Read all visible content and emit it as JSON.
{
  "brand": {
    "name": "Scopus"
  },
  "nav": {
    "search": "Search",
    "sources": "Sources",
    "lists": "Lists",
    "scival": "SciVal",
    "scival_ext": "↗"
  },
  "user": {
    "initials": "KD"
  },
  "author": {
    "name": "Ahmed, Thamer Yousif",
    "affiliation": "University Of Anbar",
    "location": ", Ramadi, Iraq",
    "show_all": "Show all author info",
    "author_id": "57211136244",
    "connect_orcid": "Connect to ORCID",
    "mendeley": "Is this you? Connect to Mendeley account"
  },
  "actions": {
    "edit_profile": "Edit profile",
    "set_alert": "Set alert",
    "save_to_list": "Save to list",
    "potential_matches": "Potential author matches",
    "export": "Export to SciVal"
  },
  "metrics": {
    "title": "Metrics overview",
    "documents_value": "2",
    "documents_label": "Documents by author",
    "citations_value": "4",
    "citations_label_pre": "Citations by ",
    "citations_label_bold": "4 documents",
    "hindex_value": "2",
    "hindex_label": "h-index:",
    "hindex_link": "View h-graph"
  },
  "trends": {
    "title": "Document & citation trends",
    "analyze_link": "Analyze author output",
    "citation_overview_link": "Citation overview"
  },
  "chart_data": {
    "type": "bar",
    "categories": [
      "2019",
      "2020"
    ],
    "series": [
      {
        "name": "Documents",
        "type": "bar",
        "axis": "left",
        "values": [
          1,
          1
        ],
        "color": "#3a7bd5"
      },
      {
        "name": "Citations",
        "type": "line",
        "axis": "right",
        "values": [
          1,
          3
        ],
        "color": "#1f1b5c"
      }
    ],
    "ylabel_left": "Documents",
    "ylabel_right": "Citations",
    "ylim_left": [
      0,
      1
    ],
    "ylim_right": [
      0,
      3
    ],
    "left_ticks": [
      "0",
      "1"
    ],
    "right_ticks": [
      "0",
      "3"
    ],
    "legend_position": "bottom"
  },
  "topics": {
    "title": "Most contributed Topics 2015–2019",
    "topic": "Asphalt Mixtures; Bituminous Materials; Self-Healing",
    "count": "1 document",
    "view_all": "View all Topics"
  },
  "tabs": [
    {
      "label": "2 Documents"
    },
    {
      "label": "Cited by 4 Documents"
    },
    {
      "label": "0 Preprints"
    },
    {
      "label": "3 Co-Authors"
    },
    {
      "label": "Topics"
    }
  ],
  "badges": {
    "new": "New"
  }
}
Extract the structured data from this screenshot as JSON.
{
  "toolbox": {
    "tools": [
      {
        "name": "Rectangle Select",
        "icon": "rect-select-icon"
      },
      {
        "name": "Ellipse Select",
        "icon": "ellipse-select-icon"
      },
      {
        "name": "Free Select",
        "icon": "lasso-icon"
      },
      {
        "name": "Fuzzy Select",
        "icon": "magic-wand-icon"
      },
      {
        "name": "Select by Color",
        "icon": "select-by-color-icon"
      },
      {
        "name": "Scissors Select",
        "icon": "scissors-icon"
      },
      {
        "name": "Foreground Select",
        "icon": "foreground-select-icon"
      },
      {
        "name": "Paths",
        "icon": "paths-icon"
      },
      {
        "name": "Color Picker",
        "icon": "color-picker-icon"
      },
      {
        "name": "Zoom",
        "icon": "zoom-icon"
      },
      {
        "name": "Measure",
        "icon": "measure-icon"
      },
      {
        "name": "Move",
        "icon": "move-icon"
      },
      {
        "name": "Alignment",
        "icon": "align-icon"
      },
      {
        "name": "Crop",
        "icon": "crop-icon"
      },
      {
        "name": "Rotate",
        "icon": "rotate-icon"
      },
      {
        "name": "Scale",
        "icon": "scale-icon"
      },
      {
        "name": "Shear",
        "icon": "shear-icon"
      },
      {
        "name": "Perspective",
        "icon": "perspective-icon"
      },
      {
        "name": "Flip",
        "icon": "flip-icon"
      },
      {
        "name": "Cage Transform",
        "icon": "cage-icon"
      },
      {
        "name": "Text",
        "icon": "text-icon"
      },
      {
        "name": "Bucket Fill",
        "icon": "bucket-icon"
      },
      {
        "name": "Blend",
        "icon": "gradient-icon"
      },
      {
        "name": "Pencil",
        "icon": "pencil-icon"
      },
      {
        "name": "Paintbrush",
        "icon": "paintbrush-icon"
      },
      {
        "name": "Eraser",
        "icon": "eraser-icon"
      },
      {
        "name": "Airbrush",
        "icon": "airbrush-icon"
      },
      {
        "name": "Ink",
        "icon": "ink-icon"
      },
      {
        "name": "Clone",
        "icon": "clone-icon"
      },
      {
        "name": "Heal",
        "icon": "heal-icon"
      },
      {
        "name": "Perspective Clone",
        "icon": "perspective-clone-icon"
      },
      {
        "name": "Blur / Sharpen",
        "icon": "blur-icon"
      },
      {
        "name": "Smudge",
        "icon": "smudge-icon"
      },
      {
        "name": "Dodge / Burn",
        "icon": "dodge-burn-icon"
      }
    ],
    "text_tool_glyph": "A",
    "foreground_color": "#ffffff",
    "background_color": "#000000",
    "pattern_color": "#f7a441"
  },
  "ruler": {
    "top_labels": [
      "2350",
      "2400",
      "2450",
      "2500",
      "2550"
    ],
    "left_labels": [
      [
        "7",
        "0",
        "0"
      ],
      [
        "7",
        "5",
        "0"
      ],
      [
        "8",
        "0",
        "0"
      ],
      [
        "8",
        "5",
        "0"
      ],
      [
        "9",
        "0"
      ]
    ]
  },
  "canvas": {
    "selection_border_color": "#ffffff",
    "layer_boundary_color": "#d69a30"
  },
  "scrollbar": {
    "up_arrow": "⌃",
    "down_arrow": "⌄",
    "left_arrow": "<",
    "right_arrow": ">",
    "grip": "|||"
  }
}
══════
=== JOB ===
Return every record above exactly as it appears.

=== WORKED ANSWER ===
Read all visible content and emit it as JSON.
{
  "brand": {
    "name": "Scopus"
  },
  "nav": {
    "search": "Search",
    "sources": "Sources",
    "lists": "Lists",
    "scival": "SciVal",
    "scival_ext": "↗"
  },
  "user": {
    "initials": "KD"
  },
  "author": {
    "name": "Ahmed, Thamer Yousif",
    "affiliation": "University Of Anbar",
    "location": ", Ramadi, Iraq",
    "show_all": "Show all author info",
    "author_id": "57211136244",
    "connect_orcid": "Connect to ORCID",
    "mendeley": "Is this you? Connect to Mendeley account"
  },
  "actions": {
    "edit_profile": "Edit profile",
    "set_alert": "Set alert",
    "save_to_list": "Save to list",
    "potential_matches": "Potential author matches",
    "export": "Export to SciVal"
  },
  "metrics": {
    "title": "Metrics overview",
    "documents_value": "2",
    "documents_label": "Documents by author",
    "citations_value": "4",
    "citations_label_pre": "Citations by ",
    "citations_label_bold": "4 documents",
    "hindex_value": "2",
    "hindex_label": "h-index:",
    "hindex_link": "View h-graph"
  },
  "trends": {
    "title": "Document & citation trends",
    "analyze_link": "Analyze author output",
    "citation_overview_link": "Citation overview"
  },
  "chart_data": {
    "type": "bar",
    "categories": [
      "2019",
      "2020"
    ],
    "series": [
      {
        "name": "Documents",
        "type": "bar",
        "axis": "left",
        "values": [
          1,
          1
        ],
        "color": "#3a7bd5"
      },
      {
        "name": "Citations",
        "type": "line",
        "axis": "right",
        "values": [
          1,
          3
        ],
        "color": "#1f1b5c"
      }
    ],
    "ylabel_left": "Documents",
    "ylabel_right": "Citations",
    "ylim_left": [
      0,
      1
    ],
    "ylim_right": [
      0,
      3
    ],
    "left_ticks": [
      "0",
      "1"
    ],
    "right_ticks": [
      "0",
      "3"
    ],
    "legend_position": "bottom"
  },
  "topics": {
    "title": "Most contributed Topics 2015–2019",
    "topic": "Asphalt Mixtures; Bituminous Materials; Self-Healing",
    "count": "1 document",
    "view_all": "View all Topics"
  },
  "tabs": [
    {
      "label": "2 Documents"
    },
    {
      "label": "Cited by 4 Documents"
    },
    {
      "label": "0 Preprints"
    },
    {
      "label": "3 Co-Authors"
    },
    {
      "label": "Topics"
    }
  ],
  "badges": {
    "new": "New"
  }
}
Extract the structured data from this screenshot as JSON.
{
  "toolbox": {
    "tools": [
      {
        "name": "Rectangle Select",
        "icon": "rect-select-icon"
      },
      {
        "name": "Ellipse Select",
        "icon": "ellipse-select-icon"
      },
      {
        "name": "Free Select",
        "icon": "lasso-icon"
      },
      {
        "name": "Fuzzy Select",
        "icon": "magic-wand-icon"
      },
      {
        "name": "Select by Color",
        "icon": "select-by-color-icon"
      },
      {
        "name": "Scissors Select",
        "icon": "scissors-icon"
      },
      {
        "name": "Foreground Select",
        "icon": "foreground-select-icon"
      },
      {
        "name": "Paths",
        "icon": "paths-icon"
      },
      {
        "name": "Color Picker",
        "icon": "color-picker-icon"
      },
      {
        "name": "Zoom",
        "icon": "zoom-icon"
      },
      {
        "name": "Measure",
        "icon": "measure-icon"
      },
      {
        "name": "Move",
        "icon": "move-icon"
      },
      {
        "name": "Alignment",
        "icon": "align-icon"
      },
      {
        "name": "Crop",
        "icon": "crop-icon"
      },
      {
        "name": "Rotate",
        "icon": "rotate-icon"
      },
      {
        "name": "Scale",
        "icon": "scale-icon"
      },
      {
        "name": "Shear",
        "icon": "shear-icon"
      },
      {
        "name": "Perspective",
        "icon": "perspective-icon"
      },
      {
        "name": "Flip",
        "icon": "flip-icon"
      },
      {
        "name": "Cage Transform",
        "icon": "cage-icon"
      },
      {
        "name": "Text",
        "icon": "text-icon"
      },
      {
        "name": "Bucket Fill",
        "icon": "bucket-icon"
      },
      {
        "name": "Blend",
        "icon": "gradient-icon"
      },
      {
        "name": "Pencil",
        "icon": "pencil-icon"
      },
      {
        "name": "Paintbrush",
        "icon": "paintbrush-icon"
      },
      {
        "name": "Eraser",
        "icon": "eraser-icon"
      },
      {
        "name": "Airbrush",
        "icon": "airbrush-icon"
      },
      {
        "name": "Ink",
        "icon": "ink-icon"
      },
      {
        "name": "Clone",
        "icon": "clone-icon"
      },
      {
        "name": "Heal",
        "icon": "heal-icon"
      },
      {
        "name": "Perspective Clone",
        "icon": "perspective-clone-icon"
      },
      {
        "name": "Blur / Sharpen",
        "icon": "blur-icon"
      },
      {
        "name": "Smudge",
        "icon": "smudge-icon"
      },
      {
        "name": "Dodge / Burn",
        "icon": "dodge-burn-icon"
      }
    ],
    "text_tool_glyph": "A",
    "foreground_color": "#ffffff",
    "background_color": "#000000",
    "pattern_color": "#f7a441"
  },
  "ruler": {
    "top_labels": [
      "2350",
      "2400",
      "2450",
      "2500",
      "2550"
    ],
    "left_labels": [
      [
        "7",
        "0",
        "0"
      ],
      [
        "7",
        "5",
        "0"
      ],
      [
        "8",
        "0",
        "0"
      ],
      [
        "8",
        "5",
        "0"
      ],
      [
        "9",
        "0"
      ]
    ]
  },
  "canvas": {
    "selection_border_color": "#ffffff",
    "layer_boundary_color": "#d69a30"
  },
  "scrollbar": {
    "up_arrow": "⌃",
    "down_arrow": "⌄",
    "left_arrow": "<",
    "right_arrow": ">",
    "grip": "|||"
  }
}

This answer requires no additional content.